··· Dataset rows ···
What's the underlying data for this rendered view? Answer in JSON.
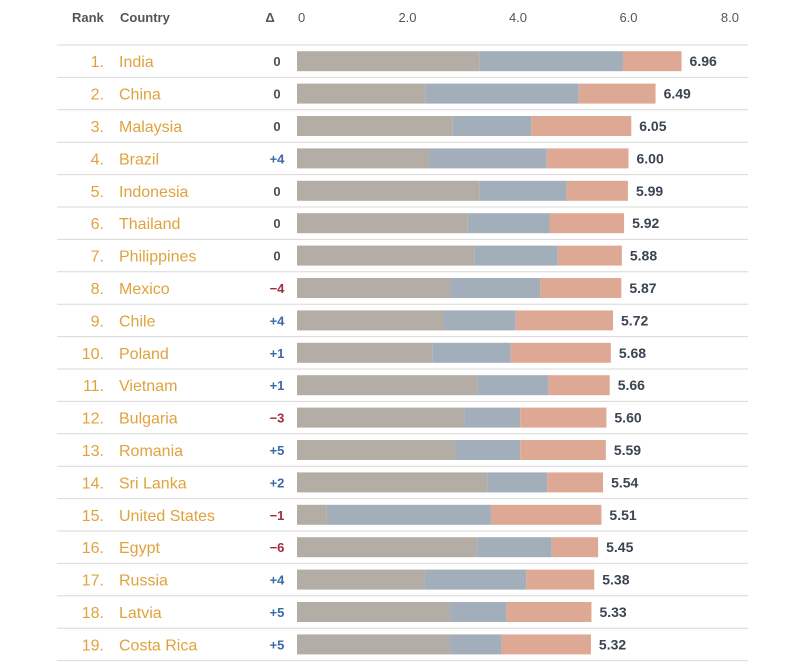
{
  "chart_data": {
    "type": "bar",
    "stacked": true,
    "headers": {
      "rank": "Rank",
      "country": "Country",
      "delta": "Δ"
    },
    "xticks": [
      "0",
      "2.0",
      "4.0",
      "6.0",
      "8.0"
    ],
    "xlim": [
      0,
      8
    ],
    "colors": [
      "#b3ada6",
      "#a2afba",
      "#dea994"
    ],
    "delta_colors": {
      "up": "#3b6aa8",
      "down": "#a32b3f",
      "zero": "#4a4f58"
    },
    "rows": [
      {
        "rank": "1.",
        "country": "India",
        "delta": "0",
        "segments": [
          3.3,
          2.6,
          1.06
        ],
        "total": "6.96"
      },
      {
        "rank": "2.",
        "country": "China",
        "delta": "0",
        "segments": [
          2.32,
          2.78,
          1.39
        ],
        "total": "6.49"
      },
      {
        "rank": "3.",
        "country": "Malaysia",
        "delta": "0",
        "segments": [
          2.82,
          1.42,
          1.81
        ],
        "total": "6.05"
      },
      {
        "rank": "4.",
        "country": "Brazil",
        "delta": "+4",
        "segments": [
          2.39,
          2.13,
          1.48
        ],
        "total": "6.00"
      },
      {
        "rank": "5.",
        "country": "Indonesia",
        "delta": "0",
        "segments": [
          3.3,
          1.58,
          1.11
        ],
        "total": "5.99"
      },
      {
        "rank": "6.",
        "country": "Thailand",
        "delta": "0",
        "segments": [
          3.09,
          1.48,
          1.35
        ],
        "total": "5.92"
      },
      {
        "rank": "7.",
        "country": "Philippines",
        "delta": "0",
        "segments": [
          3.21,
          1.51,
          1.16
        ],
        "total": "5.88"
      },
      {
        "rank": "8.",
        "country": "Mexico",
        "delta": "−4",
        "segments": [
          2.77,
          1.63,
          1.47
        ],
        "total": "5.87"
      },
      {
        "rank": "9.",
        "country": "Chile",
        "delta": "+4",
        "segments": [
          2.66,
          1.3,
          1.76
        ],
        "total": "5.72"
      },
      {
        "rank": "10.",
        "country": "Poland",
        "delta": "+1",
        "segments": [
          2.45,
          1.42,
          1.81
        ],
        "total": "5.68"
      },
      {
        "rank": "11.",
        "country": "Vietnam",
        "delta": "+1",
        "segments": [
          3.27,
          1.28,
          1.11
        ],
        "total": "5.66"
      },
      {
        "rank": "12.",
        "country": "Bulgaria",
        "delta": "−3",
        "segments": [
          3.04,
          1.0,
          1.56
        ],
        "total": "5.60"
      },
      {
        "rank": "13.",
        "country": "Romania",
        "delta": "+5",
        "segments": [
          2.86,
          1.18,
          1.55
        ],
        "total": "5.59"
      },
      {
        "rank": "14.",
        "country": "Sri Lanka",
        "delta": "+2",
        "segments": [
          3.45,
          1.08,
          1.01
        ],
        "total": "5.54"
      },
      {
        "rank": "15.",
        "country": "United States",
        "delta": "−1",
        "segments": [
          0.54,
          2.97,
          2.0
        ],
        "total": "5.51"
      },
      {
        "rank": "16.",
        "country": "Egypt",
        "delta": "−6",
        "segments": [
          3.26,
          1.35,
          0.84
        ],
        "total": "5.45"
      },
      {
        "rank": "17.",
        "country": "Russia",
        "delta": "+4",
        "segments": [
          2.3,
          1.85,
          1.23
        ],
        "total": "5.38"
      },
      {
        "rank": "18.",
        "country": "Latvia",
        "delta": "+5",
        "segments": [
          2.77,
          1.02,
          1.54
        ],
        "total": "5.33"
      },
      {
        "rank": "19.",
        "country": "Costa Rica",
        "delta": "+5",
        "segments": [
          2.77,
          0.93,
          1.62
        ],
        "total": "5.32"
      }
    ]
  }
}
···
Task to carry out:
Every line of the material is to be quoted exactly, with no pictures carried over.

Problem solution:
What's the underlying data for this rendered view? Answer in JSON.
{
  "chart_data": {
    "type": "bar",
    "stacked": true,
    "headers": {
      "rank": "Rank",
      "country": "Country",
      "delta": "Δ"
    },
    "xticks": [
      "0",
      "2.0",
      "4.0",
      "6.0",
      "8.0"
    ],
    "xlim": [
      0,
      8
    ],
    "colors": [
      "#b3ada6",
      "#a2afba",
      "#dea994"
    ],
    "delta_colors": {
      "up": "#3b6aa8",
      "down": "#a32b3f",
      "zero": "#4a4f58"
    },
    "rows": [
      {
        "rank": "1.",
        "country": "India",
        "delta": "0",
        "segments": [
          3.3,
          2.6,
          1.06
        ],
        "total": "6.96"
      },
      {
        "rank": "2.",
        "country": "China",
        "delta": "0",
        "segments": [
          2.32,
          2.78,
          1.39
        ],
        "total": "6.49"
      },
      {
        "rank": "3.",
        "country": "Malaysia",
        "delta": "0",
        "segments": [
          2.82,
          1.42,
          1.81
        ],
        "total": "6.05"
      },
      {
        "rank": "4.",
        "country": "Brazil",
        "delta": "+4",
        "segments": [
          2.39,
          2.13,
          1.48
        ],
        "total": "6.00"
      },
      {
        "rank": "5.",
        "country": "Indonesia",
        "delta": "0",
        "segments": [
          3.3,
          1.58,
          1.11
        ],
        "total": "5.99"
      },
      {
        "rank": "6.",
        "country": "Thailand",
        "delta": "0",
        "segments": [
          3.09,
          1.48,
          1.35
        ],
        "total": "5.92"
      },
      {
        "rank": "7.",
        "country": "Philippines",
        "delta": "0",
        "segments": [
          3.21,
          1.51,
          1.16
        ],
        "total": "5.88"
      },
      {
        "rank": "8.",
        "country": "Mexico",
        "delta": "−4",
        "segments": [
          2.77,
          1.63,
          1.47
        ],
        "total": "5.87"
      },
      {
        "rank": "9.",
        "country": "Chile",
        "delta": "+4",
        "segments": [
          2.66,
          1.3,
          1.76
        ],
        "total": "5.72"
      },
      {
        "rank": "10.",
        "country": "Poland",
        "delta": "+1",
        "segments": [
          2.45,
          1.42,
          1.81
        ],
        "total": "5.68"
      },
      {
        "rank": "11.",
        "country": "Vietnam",
        "delta": "+1",
        "segments": [
          3.27,
          1.28,
          1.11
        ],
        "total": "5.66"
      },
      {
        "rank": "12.",
        "country": "Bulgaria",
        "delta": "−3",
        "segments": [
          3.04,
          1.0,
          1.56
        ],
        "total": "5.60"
      },
      {
        "rank": "13.",
        "country": "Romania",
        "delta": "+5",
        "segments": [
          2.86,
          1.18,
          1.55
        ],
        "total": "5.59"
      },
      {
        "rank": "14.",
        "country": "Sri Lanka",
        "delta": "+2",
        "segments": [
          3.45,
          1.08,
          1.01
        ],
        "total": "5.54"
      },
      {
        "rank": "15.",
        "country": "United States",
        "delta": "−1",
        "segments": [
          0.54,
          2.97,
          2.0
        ],
        "total": "5.51"
      },
      {
        "rank": "16.",
        "country": "Egypt",
        "delta": "−6",
        "segments": [
          3.26,
          1.35,
          0.84
        ],
        "total": "5.45"
      },
      {
        "rank": "17.",
        "country": "Russia",
        "delta": "+4",
        "segments": [
          2.3,
          1.85,
          1.23
        ],
        "total": "5.38"
      },
      {
        "rank": "18.",
        "country": "Latvia",
        "delta": "+5",
        "segments": [
          2.77,
          1.02,
          1.54
        ],
        "total": "5.33"
      },
      {
        "rank": "19.",
        "country": "Costa Rica",
        "delta": "+5",
        "segments": [
          2.77,
          0.93,
          1.62
        ],
        "total": "5.32"
      }
    ]
  }
}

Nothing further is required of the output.